▶ **Task brief**:
Filter the entries and keep only the lines where the string "accompanying" appears.

________________________________________

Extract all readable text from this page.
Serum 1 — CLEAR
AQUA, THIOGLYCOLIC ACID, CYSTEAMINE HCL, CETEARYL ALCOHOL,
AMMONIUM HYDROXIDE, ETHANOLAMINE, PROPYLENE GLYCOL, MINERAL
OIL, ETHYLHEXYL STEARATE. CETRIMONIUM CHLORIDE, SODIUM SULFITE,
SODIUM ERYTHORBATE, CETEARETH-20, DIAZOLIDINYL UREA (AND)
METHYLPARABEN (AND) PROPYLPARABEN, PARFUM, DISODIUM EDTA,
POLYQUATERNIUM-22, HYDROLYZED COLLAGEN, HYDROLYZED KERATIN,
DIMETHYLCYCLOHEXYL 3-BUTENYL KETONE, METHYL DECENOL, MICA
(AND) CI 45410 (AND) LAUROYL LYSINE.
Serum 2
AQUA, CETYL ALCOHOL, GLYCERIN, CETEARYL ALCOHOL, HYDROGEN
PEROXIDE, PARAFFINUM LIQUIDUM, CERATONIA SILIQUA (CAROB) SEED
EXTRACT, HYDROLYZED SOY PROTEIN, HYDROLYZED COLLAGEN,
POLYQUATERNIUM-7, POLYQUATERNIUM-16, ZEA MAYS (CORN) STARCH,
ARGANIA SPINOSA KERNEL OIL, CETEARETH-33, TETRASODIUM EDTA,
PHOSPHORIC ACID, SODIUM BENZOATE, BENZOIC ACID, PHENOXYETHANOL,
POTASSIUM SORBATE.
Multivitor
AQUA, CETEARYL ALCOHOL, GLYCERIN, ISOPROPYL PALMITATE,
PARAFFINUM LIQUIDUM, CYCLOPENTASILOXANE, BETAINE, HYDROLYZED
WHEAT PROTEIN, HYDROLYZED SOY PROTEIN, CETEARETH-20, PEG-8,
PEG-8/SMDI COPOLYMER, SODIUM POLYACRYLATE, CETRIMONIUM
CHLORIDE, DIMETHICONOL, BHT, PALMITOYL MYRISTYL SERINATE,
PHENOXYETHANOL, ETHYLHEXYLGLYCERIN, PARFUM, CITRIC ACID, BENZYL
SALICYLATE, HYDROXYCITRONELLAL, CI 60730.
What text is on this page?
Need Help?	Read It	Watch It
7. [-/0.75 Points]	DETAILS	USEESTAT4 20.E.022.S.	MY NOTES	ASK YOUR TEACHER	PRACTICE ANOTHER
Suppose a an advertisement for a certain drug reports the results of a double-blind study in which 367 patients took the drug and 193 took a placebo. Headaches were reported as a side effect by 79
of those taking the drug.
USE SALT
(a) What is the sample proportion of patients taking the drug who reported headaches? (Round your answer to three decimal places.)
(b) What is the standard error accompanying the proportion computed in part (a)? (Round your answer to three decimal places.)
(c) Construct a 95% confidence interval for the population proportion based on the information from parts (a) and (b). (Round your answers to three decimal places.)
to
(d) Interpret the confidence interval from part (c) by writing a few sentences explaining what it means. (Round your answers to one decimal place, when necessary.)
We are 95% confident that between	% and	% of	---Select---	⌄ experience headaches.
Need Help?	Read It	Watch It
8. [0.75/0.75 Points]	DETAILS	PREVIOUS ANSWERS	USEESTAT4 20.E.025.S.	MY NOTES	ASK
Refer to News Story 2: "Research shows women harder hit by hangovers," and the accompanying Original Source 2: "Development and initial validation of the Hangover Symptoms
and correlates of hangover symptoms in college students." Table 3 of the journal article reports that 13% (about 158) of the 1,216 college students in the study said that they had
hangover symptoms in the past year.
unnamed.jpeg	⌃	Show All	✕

________________________________________

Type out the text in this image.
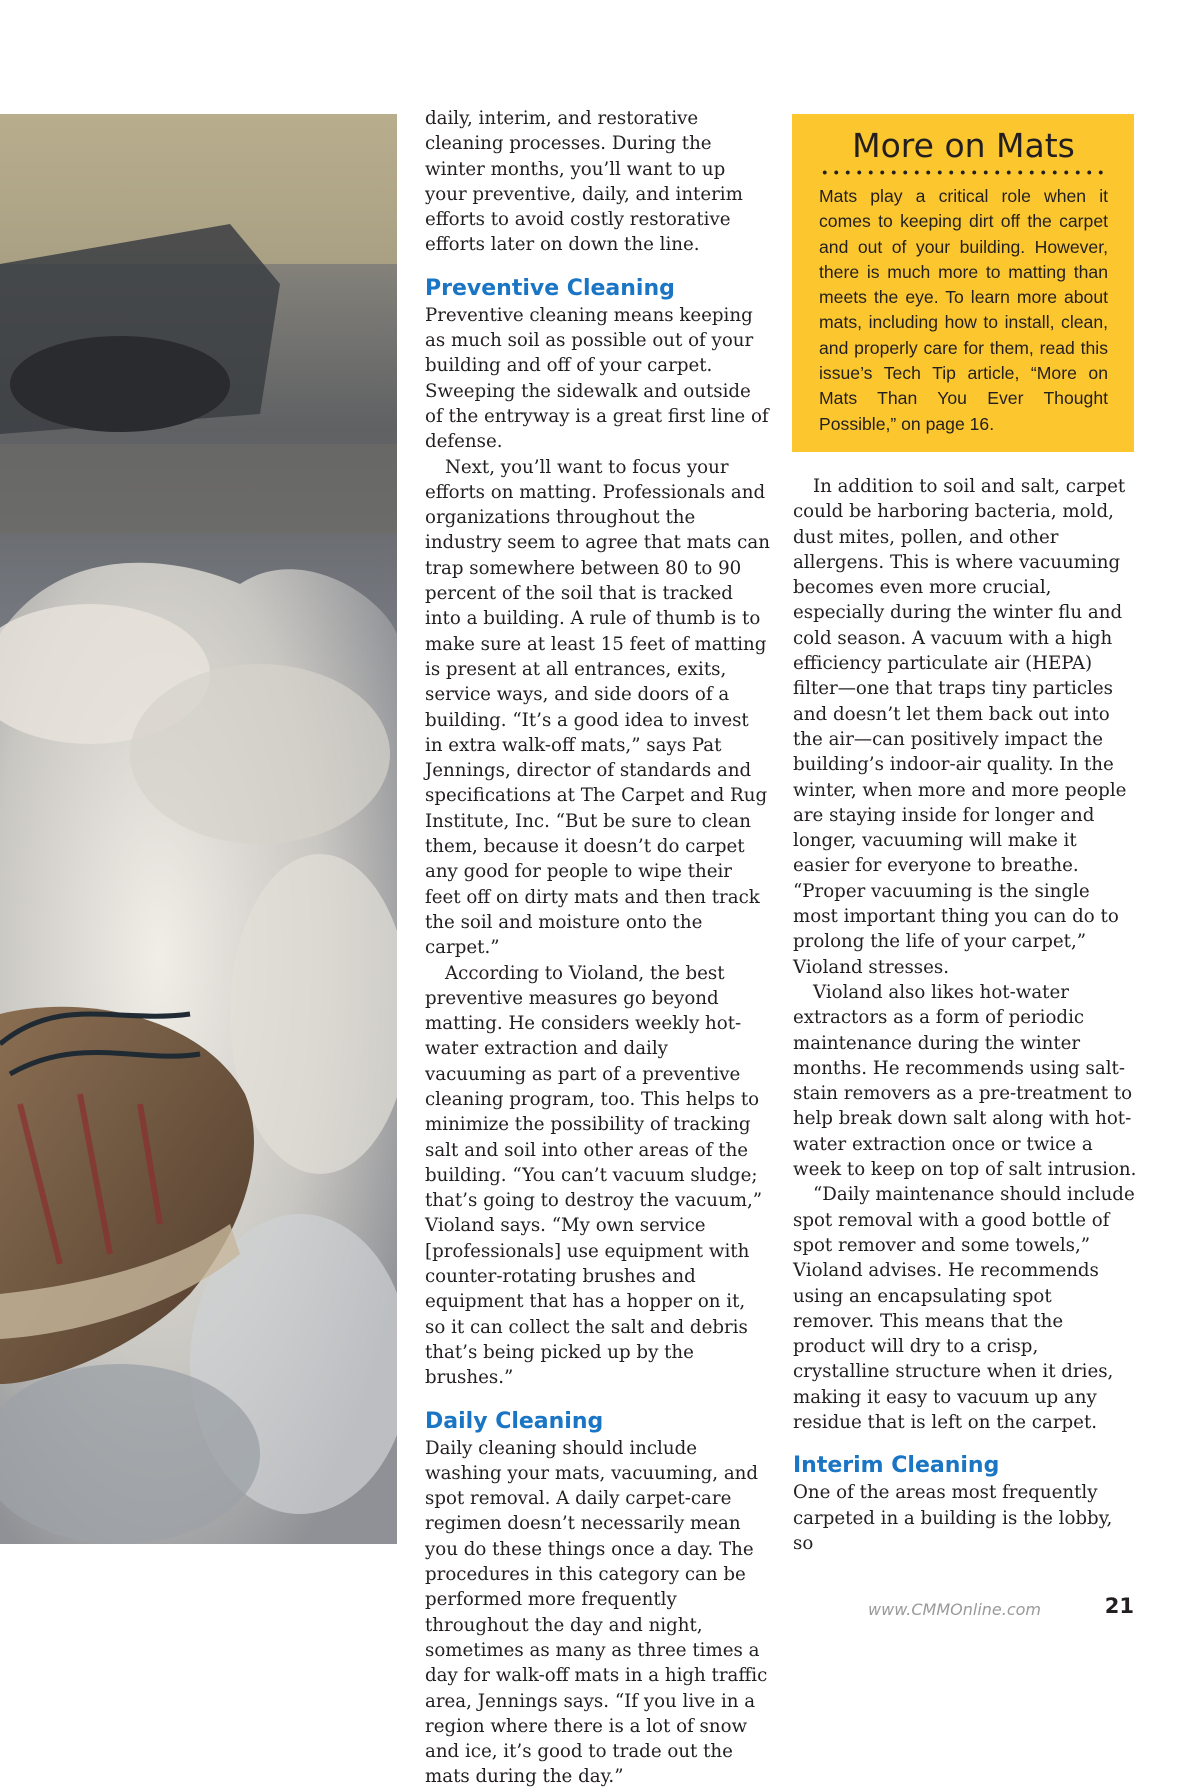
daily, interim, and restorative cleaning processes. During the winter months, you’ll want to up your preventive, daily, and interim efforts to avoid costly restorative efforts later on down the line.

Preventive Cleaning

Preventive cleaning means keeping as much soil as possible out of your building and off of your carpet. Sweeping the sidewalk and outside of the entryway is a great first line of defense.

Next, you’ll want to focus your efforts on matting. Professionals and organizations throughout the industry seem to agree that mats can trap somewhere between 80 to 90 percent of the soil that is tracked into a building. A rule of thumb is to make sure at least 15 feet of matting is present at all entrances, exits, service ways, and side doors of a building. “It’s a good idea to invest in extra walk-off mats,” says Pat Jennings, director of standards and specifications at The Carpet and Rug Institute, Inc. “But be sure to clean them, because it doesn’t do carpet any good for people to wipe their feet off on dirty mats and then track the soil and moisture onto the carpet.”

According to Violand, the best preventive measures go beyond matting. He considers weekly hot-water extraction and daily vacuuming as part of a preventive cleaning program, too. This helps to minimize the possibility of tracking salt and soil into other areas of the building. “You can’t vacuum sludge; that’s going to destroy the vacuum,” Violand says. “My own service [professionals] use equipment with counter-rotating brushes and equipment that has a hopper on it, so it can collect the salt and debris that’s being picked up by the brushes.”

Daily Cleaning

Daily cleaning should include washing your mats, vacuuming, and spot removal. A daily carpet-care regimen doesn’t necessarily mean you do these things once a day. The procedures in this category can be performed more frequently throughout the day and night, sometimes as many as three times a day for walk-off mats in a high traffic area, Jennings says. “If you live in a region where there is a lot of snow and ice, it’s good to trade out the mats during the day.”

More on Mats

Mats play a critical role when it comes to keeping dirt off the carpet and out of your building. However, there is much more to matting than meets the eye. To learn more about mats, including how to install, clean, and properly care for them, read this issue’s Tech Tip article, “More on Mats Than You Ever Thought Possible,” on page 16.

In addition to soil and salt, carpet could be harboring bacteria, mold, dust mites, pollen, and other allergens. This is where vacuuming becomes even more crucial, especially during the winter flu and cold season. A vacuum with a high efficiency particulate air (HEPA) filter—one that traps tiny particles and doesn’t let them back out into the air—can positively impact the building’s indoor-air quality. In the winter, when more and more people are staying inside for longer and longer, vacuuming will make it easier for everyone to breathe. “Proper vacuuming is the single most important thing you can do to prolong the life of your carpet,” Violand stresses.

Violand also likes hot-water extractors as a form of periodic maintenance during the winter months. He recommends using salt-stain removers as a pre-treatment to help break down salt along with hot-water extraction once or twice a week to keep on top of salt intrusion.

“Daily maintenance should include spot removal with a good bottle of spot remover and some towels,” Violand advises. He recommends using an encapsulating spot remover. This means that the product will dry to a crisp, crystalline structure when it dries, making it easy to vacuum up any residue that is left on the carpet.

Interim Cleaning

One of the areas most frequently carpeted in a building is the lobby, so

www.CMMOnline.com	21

________________________________________

▶ **Answer to the problem**:
(b) What is the standard error accompanying the proportion computed in part (a)? (Round your answer to three decimal places.)
Refer to News Story 2: "Research shows women harder hit by hangovers," and the accompanying Original Source 2: "Development and initial validation of the Hangover Symptoms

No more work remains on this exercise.